Exercise.
Exactly repeat the material, dropping every picture from the copy.
— begin Dataset entries —
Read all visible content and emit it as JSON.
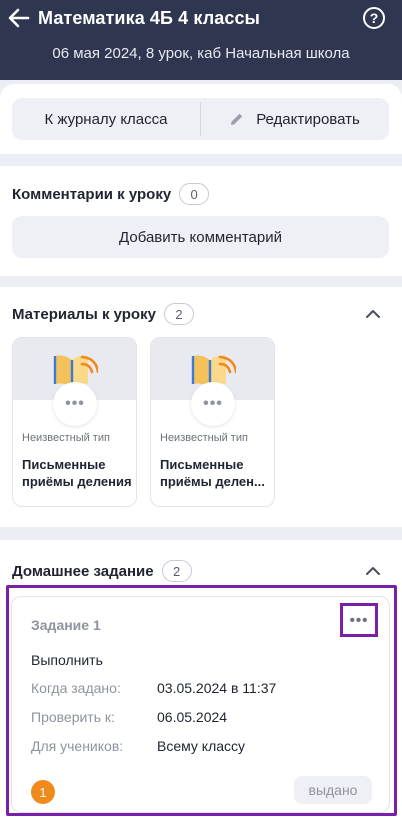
{
  "header": {
    "title": "Математика 4Б 4 классы",
    "subtitle": "06 мая 2024, 8 урок, каб Начальная школа",
    "help_glyph": "?"
  },
  "actions": {
    "journal_label": "К журналу класса",
    "edit_label": "Редактировать"
  },
  "comments": {
    "title": "Комментарии к уроку",
    "count": "0",
    "add_label": "Добавить комментарий"
  },
  "materials": {
    "title": "Материалы к уроку",
    "count": "2",
    "items": [
      {
        "type": "Неизвестный тип",
        "name": "Письменные приёмы деления"
      },
      {
        "type": "Неизвестный тип",
        "name": "Письменные приёмы делен..."
      }
    ]
  },
  "homework": {
    "title": "Домашнее задание",
    "count": "2",
    "task": {
      "title": "Задание 1",
      "action": "Выполнить",
      "assigned_label": "Когда задано:",
      "assigned_value": "03.05.2024 в 11:37",
      "check_label": "Проверить к:",
      "check_value": "06.05.2024",
      "students_label": "Для учеников:",
      "students_value": "Всему классу",
      "number": "1",
      "status": "выдано"
    }
  },
  "colors": {
    "header_bg": "#2f3650",
    "accent_orange": "#f08a1c",
    "highlight": "#7a1fa8"
  }
}
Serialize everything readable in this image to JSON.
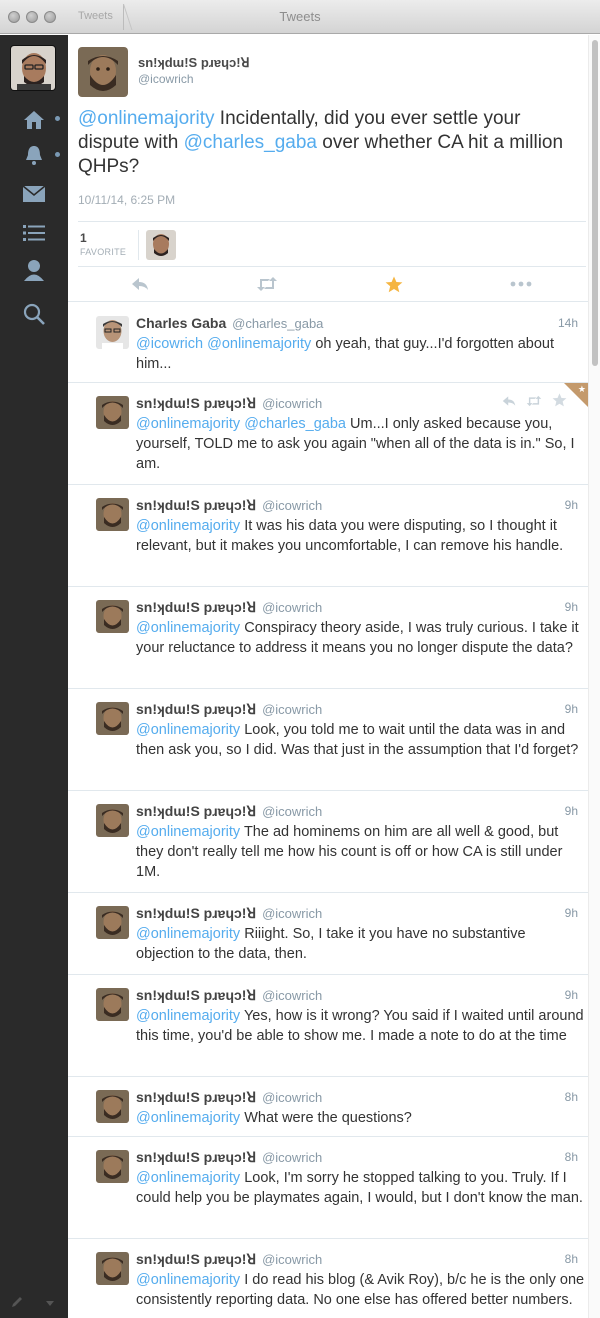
{
  "window": {
    "title": "Tweets",
    "back_label": "Tweets"
  },
  "colors": {
    "link": "#55acee",
    "sidebar": "#2a2a2a",
    "favorite": "#f5b541",
    "fav_corner": "#c49a6c"
  },
  "sidebar": {
    "items": [
      {
        "icon": "home-icon"
      },
      {
        "icon": "notifications-icon"
      },
      {
        "icon": "messages-icon"
      },
      {
        "icon": "lists-icon"
      },
      {
        "icon": "profile-icon"
      },
      {
        "icon": "search-icon"
      }
    ]
  },
  "detail": {
    "name": "sn!ʞdɯ!S pɹɐɥɔ!ꓤ",
    "handle": "@icowrich",
    "mention1": "@onlinemajority",
    "text1": " Incidentally, did you ever settle your dispute with ",
    "mention2": "@charles_gaba",
    "text2": " over whether CA hit a million QHPs?",
    "timestamp": "10/11/14, 6:25 PM",
    "favorites_count": "1",
    "favorites_label": "FAVORITE"
  },
  "tweets": [
    {
      "name": "Charles Gaba",
      "handle": "@charles_gaba",
      "time": "14h",
      "mentions": "@icowrich @onlinemajority",
      "text": " oh yeah, that guy...I'd forgotten about him..."
    },
    {
      "name": "sn!ʞdɯ!S pɹɐɥɔ!ꓤ",
      "handle": "@icowrich",
      "time": "",
      "mentions": "@onlinemajority @charles_gaba",
      "text": " Um...I only asked because you, yourself, TOLD me to ask you again \"when all of the data is in.\" So, I am."
    },
    {
      "name": "sn!ʞdɯ!S pɹɐɥɔ!ꓤ",
      "handle": "@icowrich",
      "time": "9h",
      "mentions": "@onlinemajority",
      "text": " It was his data you were disputing, so I thought it relevant, but it makes you uncomfortable, I can remove his handle."
    },
    {
      "name": "sn!ʞdɯ!S pɹɐɥɔ!ꓤ",
      "handle": "@icowrich",
      "time": "9h",
      "mentions": "@onlinemajority",
      "text": " Conspiracy theory aside, I was truly curious. I take it your reluctance to address it means you no longer dispute the data?"
    },
    {
      "name": "sn!ʞdɯ!S pɹɐɥɔ!ꓤ",
      "handle": "@icowrich",
      "time": "9h",
      "mentions": "@onlinemajority",
      "text": " Look, you told me to wait until the data was in and then ask you, so I did. Was that just in the assumption that I'd forget?"
    },
    {
      "name": "sn!ʞdɯ!S pɹɐɥɔ!ꓤ",
      "handle": "@icowrich",
      "time": "9h",
      "mentions": "@onlinemajority",
      "text": " The ad hominems on him are all well & good, but they don't really tell me how his count is off or how CA is still under 1M."
    },
    {
      "name": "sn!ʞdɯ!S pɹɐɥɔ!ꓤ",
      "handle": "@icowrich",
      "time": "9h",
      "mentions": "@onlinemajority",
      "text": " Riiight. So, I take it you have no substantive objection to the data, then."
    },
    {
      "name": "sn!ʞdɯ!S pɹɐɥɔ!ꓤ",
      "handle": "@icowrich",
      "time": "9h",
      "mentions": "@onlinemajority",
      "text": " Yes, how is it wrong? You said if I waited until around this time, you'd be able to show me. I made a note to do at the time"
    },
    {
      "name": "sn!ʞdɯ!S pɹɐɥɔ!ꓤ",
      "handle": "@icowrich",
      "time": "8h",
      "mentions": "@onlinemajority",
      "text": " What were the questions?"
    },
    {
      "name": "sn!ʞdɯ!S pɹɐɥɔ!ꓤ",
      "handle": "@icowrich",
      "time": "8h",
      "mentions": "@onlinemajority",
      "text": " Look, I'm sorry he stopped talking to you. Truly. If I could help you be playmates again, I would, but I don't know the man."
    },
    {
      "name": "sn!ʞdɯ!S pɹɐɥɔ!ꓤ",
      "handle": "@icowrich",
      "time": "8h",
      "mentions": "@onlinemajority",
      "text": " I do read his blog (& Avik Roy), b/c he is the only one consistently reporting data. No one else has offered better numbers."
    }
  ]
}
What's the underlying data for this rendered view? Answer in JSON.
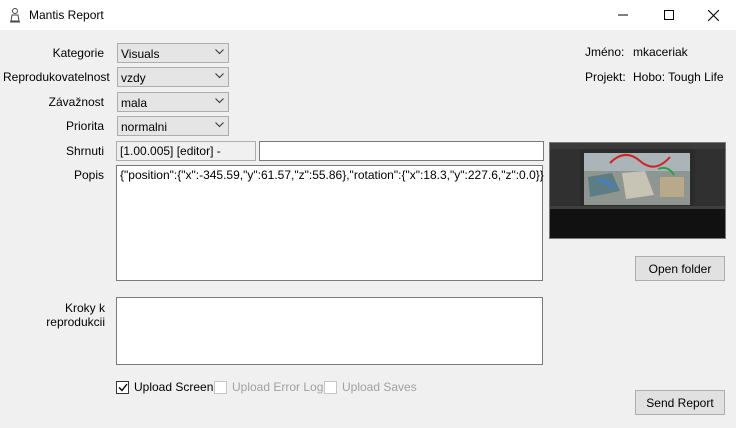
— end Dataset entries —
Answer in full.
Read all visible content and emit it as JSON.
{
  "header": {
    "title": "Математика 4Б 4 классы",
    "subtitle": "06 мая 2024, 8 урок, каб Начальная школа",
    "help_glyph": "?"
  },
  "actions": {
    "journal_label": "К журналу класса",
    "edit_label": "Редактировать"
  },
  "comments": {
    "title": "Комментарии к уроку",
    "count": "0",
    "add_label": "Добавить комментарий"
  },
  "materials": {
    "title": "Материалы к уроку",
    "count": "2",
    "items": [
      {
        "type": "Неизвестный тип",
        "name": "Письменные приёмы деления"
      },
      {
        "type": "Неизвестный тип",
        "name": "Письменные приёмы делен..."
      }
    ]
  },
  "homework": {
    "title": "Домашнее задание",
    "count": "2",
    "task": {
      "title": "Задание 1",
      "action": "Выполнить",
      "assigned_label": "Когда задано:",
      "assigned_value": "03.05.2024 в 11:37",
      "check_label": "Проверить к:",
      "check_value": "06.05.2024",
      "students_label": "Для учеников:",
      "students_value": "Всему классу",
      "number": "1",
      "status": "выдано"
    }
  },
  "colors": {
    "header_bg": "#2f3650",
    "accent_orange": "#f08a1c",
    "highlight": "#7a1fa8"
  }
}
Serialize everything readable in this image to JSON.
{
  "window": {
    "title": "Tweets",
    "back_label": "Tweets"
  },
  "colors": {
    "link": "#55acee",
    "sidebar": "#2a2a2a",
    "favorite": "#f5b541",
    "fav_corner": "#c49a6c"
  },
  "sidebar": {
    "items": [
      {
        "icon": "home-icon"
      },
      {
        "icon": "notifications-icon"
      },
      {
        "icon": "messages-icon"
      },
      {
        "icon": "lists-icon"
      },
      {
        "icon": "profile-icon"
      },
      {
        "icon": "search-icon"
      }
    ]
  },
  "detail": {
    "name": "sn!ʞdɯ!S pɹɐɥɔ!ꓤ",
    "handle": "@icowrich",
    "mention1": "@onlinemajority",
    "text1": " Incidentally, did you ever settle your dispute with ",
    "mention2": "@charles_gaba",
    "text2": " over whether CA hit a million QHPs?",
    "timestamp": "10/11/14, 6:25 PM",
    "favorites_count": "1",
    "favorites_label": "FAVORITE"
  },
  "tweets": [
    {
      "name": "Charles Gaba",
      "handle": "@charles_gaba",
      "time": "14h",
      "mentions": "@icowrich @onlinemajority",
      "text": " oh yeah, that guy...I'd forgotten about him..."
    },
    {
      "name": "sn!ʞdɯ!S pɹɐɥɔ!ꓤ",
      "handle": "@icowrich",
      "time": "",
      "mentions": "@onlinemajority @charles_gaba",
      "text": " Um...I only asked because you, yourself, TOLD me to ask you again \"when all of the data is in.\" So, I am."
    },
    {
      "name": "sn!ʞdɯ!S pɹɐɥɔ!ꓤ",
      "handle": "@icowrich",
      "time": "9h",
      "mentions": "@onlinemajority",
      "text": " It was his data you were disputing, so I thought it relevant, but it makes you uncomfortable, I can remove his handle."
    },
    {
      "name": "sn!ʞdɯ!S pɹɐɥɔ!ꓤ",
      "handle": "@icowrich",
      "time": "9h",
      "mentions": "@onlinemajority",
      "text": " Conspiracy theory aside, I was truly curious. I take it your reluctance to address it means you no longer dispute the data?"
    },
    {
      "name": "sn!ʞdɯ!S pɹɐɥɔ!ꓤ",
      "handle": "@icowrich",
      "time": "9h",
      "mentions": "@onlinemajority",
      "text": " Look, you told me to wait until the data was in and then ask you, so I did. Was that just in the assumption that I'd forget?"
    },
    {
      "name": "sn!ʞdɯ!S pɹɐɥɔ!ꓤ",
      "handle": "@icowrich",
      "time": "9h",
      "mentions": "@onlinemajority",
      "text": " The ad hominems on him are all well & good, but they don't really tell me how his count is off or how CA is still under 1M."
    },
    {
      "name": "sn!ʞdɯ!S pɹɐɥɔ!ꓤ",
      "handle": "@icowrich",
      "time": "9h",
      "mentions": "@onlinemajority",
      "text": " Riiight. So, I take it you have no substantive objection to the data, then."
    },
    {
      "name": "sn!ʞdɯ!S pɹɐɥɔ!ꓤ",
      "handle": "@icowrich",
      "time": "9h",
      "mentions": "@onlinemajority",
      "text": " Yes, how is it wrong? You said if I waited until around this time, you'd be able to show me. I made a note to do at the time"
    },
    {
      "name": "sn!ʞdɯ!S pɹɐɥɔ!ꓤ",
      "handle": "@icowrich",
      "time": "8h",
      "mentions": "@onlinemajority",
      "text": " What were the questions?"
    },
    {
      "name": "sn!ʞdɯ!S pɹɐɥɔ!ꓤ",
      "handle": "@icowrich",
      "time": "8h",
      "mentions": "@onlinemajority",
      "text": " Look, I'm sorry he stopped talking to you. Truly. If I could help you be playmates again, I would, but I don't know the man."
    },
    {
      "name": "sn!ʞdɯ!S pɹɐɥɔ!ꓤ",
      "handle": "@icowrich",
      "time": "8h",
      "mentions": "@onlinemajority",
      "text": " I do read his blog (& Avik Roy), b/c he is the only one consistently reporting data. No one else has offered better numbers."
    }
  ]
}
What's the underlying data for this rendered view? Answer in JSON.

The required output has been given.